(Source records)
'''

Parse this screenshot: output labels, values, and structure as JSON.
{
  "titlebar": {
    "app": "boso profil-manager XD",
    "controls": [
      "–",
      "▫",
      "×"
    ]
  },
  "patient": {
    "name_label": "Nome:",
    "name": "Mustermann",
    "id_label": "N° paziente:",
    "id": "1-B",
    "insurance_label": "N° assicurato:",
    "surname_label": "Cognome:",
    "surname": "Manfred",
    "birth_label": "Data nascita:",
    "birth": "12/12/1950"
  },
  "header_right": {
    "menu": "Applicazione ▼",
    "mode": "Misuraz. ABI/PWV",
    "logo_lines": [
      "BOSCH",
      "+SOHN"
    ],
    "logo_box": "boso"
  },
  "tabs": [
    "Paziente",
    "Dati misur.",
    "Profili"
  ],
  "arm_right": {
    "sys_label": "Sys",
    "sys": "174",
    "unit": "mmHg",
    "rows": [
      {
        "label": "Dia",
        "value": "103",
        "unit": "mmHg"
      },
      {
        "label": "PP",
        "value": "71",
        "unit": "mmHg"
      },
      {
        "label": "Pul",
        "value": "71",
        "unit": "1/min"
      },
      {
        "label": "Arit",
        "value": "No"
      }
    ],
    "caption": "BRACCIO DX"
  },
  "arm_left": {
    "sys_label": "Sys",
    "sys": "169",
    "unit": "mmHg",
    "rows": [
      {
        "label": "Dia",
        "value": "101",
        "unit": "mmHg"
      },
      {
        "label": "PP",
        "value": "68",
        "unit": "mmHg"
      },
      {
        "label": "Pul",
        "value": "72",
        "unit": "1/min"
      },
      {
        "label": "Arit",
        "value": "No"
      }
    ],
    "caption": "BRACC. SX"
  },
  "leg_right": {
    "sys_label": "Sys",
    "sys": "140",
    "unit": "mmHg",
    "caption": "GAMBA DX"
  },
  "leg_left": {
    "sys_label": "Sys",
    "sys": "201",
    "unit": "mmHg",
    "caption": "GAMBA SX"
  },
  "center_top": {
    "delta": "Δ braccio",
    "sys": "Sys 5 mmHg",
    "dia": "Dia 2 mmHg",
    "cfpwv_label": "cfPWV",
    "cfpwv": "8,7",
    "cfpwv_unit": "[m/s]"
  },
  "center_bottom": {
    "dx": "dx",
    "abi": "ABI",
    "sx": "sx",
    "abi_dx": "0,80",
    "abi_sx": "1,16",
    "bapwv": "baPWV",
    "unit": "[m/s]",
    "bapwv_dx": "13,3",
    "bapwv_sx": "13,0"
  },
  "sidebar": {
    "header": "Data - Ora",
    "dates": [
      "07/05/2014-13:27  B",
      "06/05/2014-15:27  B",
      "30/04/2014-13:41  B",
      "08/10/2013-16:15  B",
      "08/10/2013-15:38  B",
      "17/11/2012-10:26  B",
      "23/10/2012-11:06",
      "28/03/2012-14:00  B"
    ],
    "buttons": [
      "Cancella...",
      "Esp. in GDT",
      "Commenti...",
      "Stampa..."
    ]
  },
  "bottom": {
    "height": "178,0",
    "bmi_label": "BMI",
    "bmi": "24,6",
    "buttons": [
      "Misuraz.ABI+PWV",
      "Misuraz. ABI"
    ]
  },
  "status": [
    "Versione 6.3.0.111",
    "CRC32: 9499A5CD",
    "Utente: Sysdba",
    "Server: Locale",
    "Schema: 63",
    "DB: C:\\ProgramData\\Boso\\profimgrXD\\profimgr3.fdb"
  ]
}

'''

# REQUIREMENTS
Using the material above, state how many lines include the string "Misuraz". Answer with a single number.

# THE RESPONSE
3